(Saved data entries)
* * *

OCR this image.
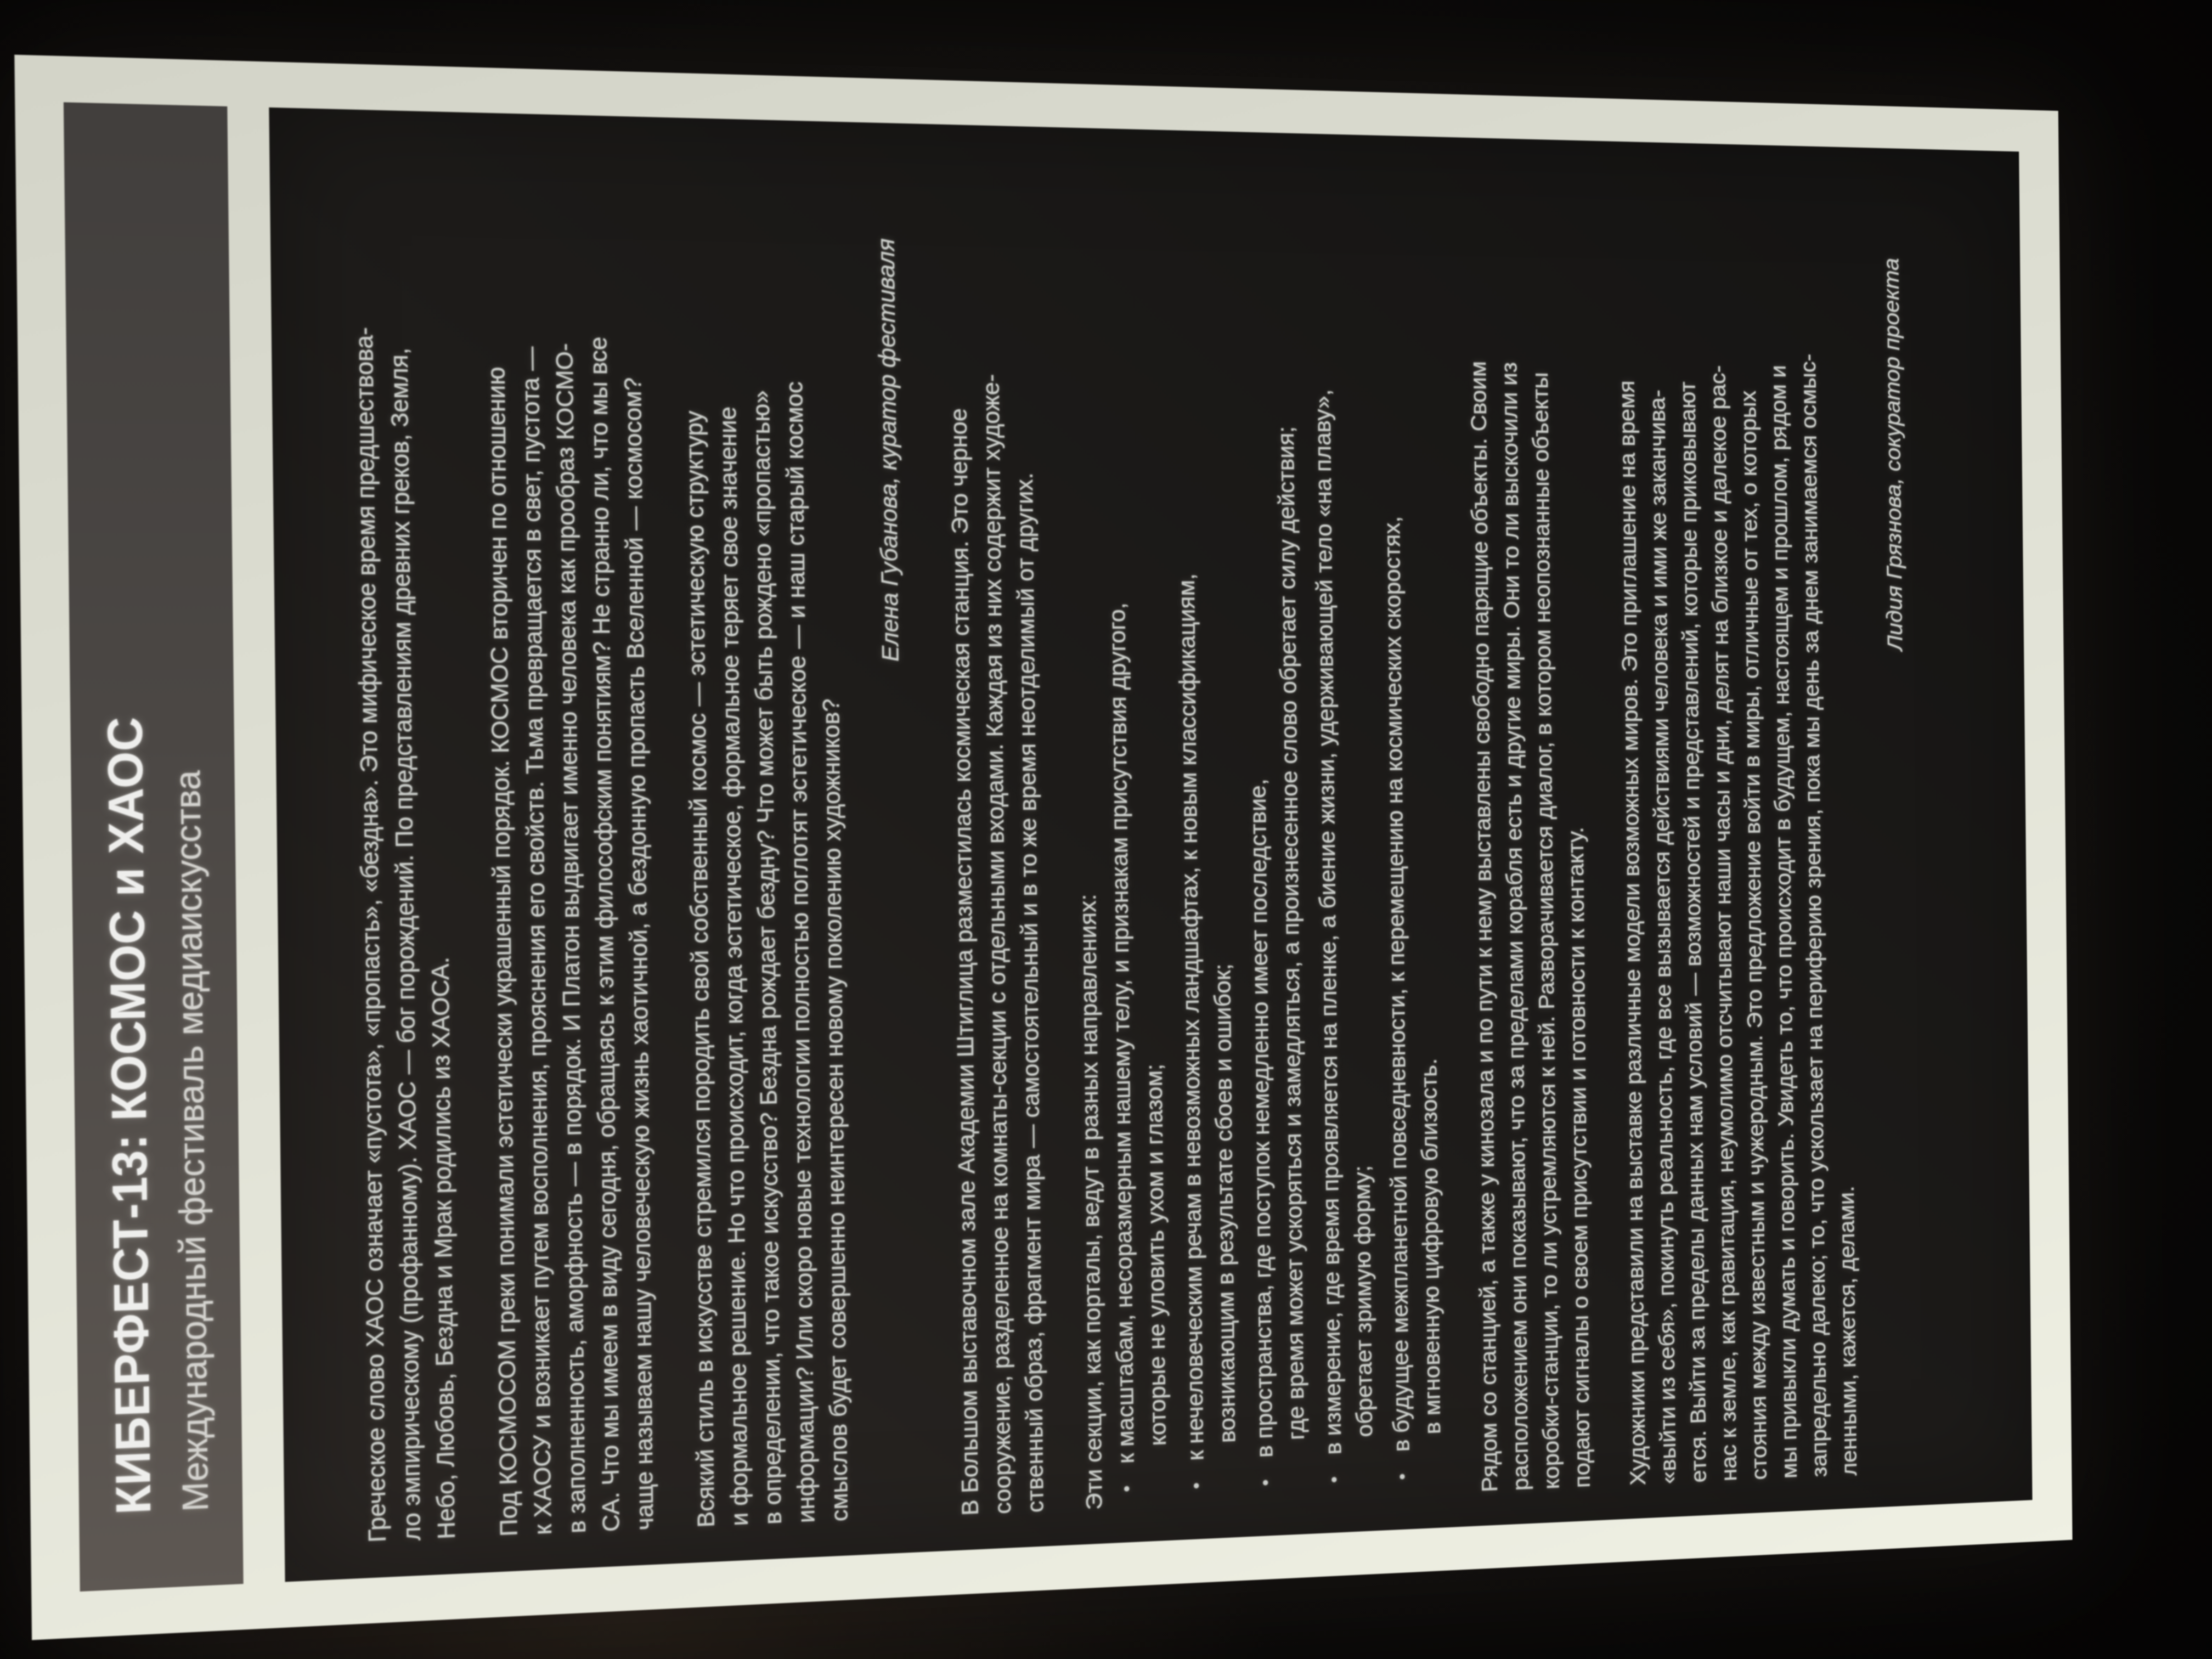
КИБЕРФЕСТ-13: КОСМОС и ХАОС Международный фестиваль медиаискусства	Греческое слово ХАОС означает «пустота», «пропасть», «бездна». Это мифическое время предшествова-
ло эмпирическому (профанному). ХАОС — бог порождений. По представлениям древних греков, Земля, Небо, Любовь, Бездна и Мрак родились из ХАОСА. Под КОСМОСОМ греки понимали эстетически украшенный порядок. КОСМОС вторичен по отношению
к ХАОСУ и возникает путем восполнения, прояснения его свойств. Тьма превращается в свет, пустота —
в заполненность, аморфность — в порядок. И Платон выдвигает именно человека как прообраз КОСМО-
СА. Что мы имеем в виду сегодня, обращаясь к этим философским понятиям? Не странно ли, что мы все
чаще называем нашу человеческую жизнь хаотичной, а бездонную пропасть Вселенной — космосом? Всякий стиль в искусстве стремился породить свой собственный космос — эстетическую структуру
и формальное решение. Но что происходит, когда эстетическое, формальное теряет свое значение
в определении, что такое искусство? Бездна рождает бездну? Что может быть рождено «пропастью»
информации? Или скоро новые технологии полностью поглотят эстетическое — и наш старый космос
смыслов будет совершенно неинтересен новому поколению художников?
Елена Губанова, куратор фестиваля	В Большом выставочном зале Академии Штиглица разместилась космическая станция. Это черное
сооружение, разделенное на комнаты-секции с отдельными входами. Каждая из них содержит художе-
ственный образ, фрагмент мира — самостоятельный и в то же время неотделимый от других.	Эти секции, как порталы, ведут в разных направлениях: •к масштабам, несоразмерным нашему телу, и признакам присутствия другого, которые не уловить ухом и глазом;
•к нечеловеческим речам в невозможных ландшафтах, к новым классификациям, возникающим в результате сбоев и ошибок;
•в пространства, где поступок немедленно имеет последствие,
где время может ускоряться и замедляться, а произнесенное слово обретает силу действия;
•в измерение, где время проявляется на пленке, а биение жизни, удерживающей тело «на плаву», обретает зримую форму;
•в будущее межпланетной повседневности, к перемещению на космических скоростях, в мгновенную цифровую близость. Рядом со станцией, а также у кинозала и по пути к нему выставлены свободно парящие объекты. Своим
расположением они показывают, что за пределами корабля есть и другие миры. Они то ли выскочили из
коробки-станции, то ли устремляются к ней. Разворачивается диалог, в котором неопознанные объекты
подают сигналы о своем присутствии и готовности к контакту. Художники представили на выставке различные модели возможных миров. Это приглашение на время
«выйти из себя», покинуть реальность, где все вызывается действиями человека и ими же заканчива-
ется. Выйти за пределы данных нам условий — возможностей и представлений, которые приковывают
нас к земле, как гравитация, неумолимо отсчитывают наши часы и дни, делят на близкое и далекое рас-
стояния между известным и чужеродным. Это предложение войти в миры, отличные от тех, о которых
мы привыкли думать и говорить. Увидеть то, что происходит в будущем, настоящем и прошлом, рядом и
запредельно далеко; то, что ускользает на периферию зрения, пока мы день за днем занимаемся осмыс- ленными, кажется, делами.
Лидия Грязнова, сокуратор проекта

* * *

Goal of the exercise
Search the entries for "слово" and copy out each line that has it.

Exercise result
КИБЕРФЕСТ-13: КОСМОС и ХАОС Международный фестиваль медиаискусства	Греческое слово ХАОС означает «пустота», «пропасть», «бездна». Это мифическое время предшествова-
где время может ускоряться и замедляться, а произнесенное слово обретает силу действия;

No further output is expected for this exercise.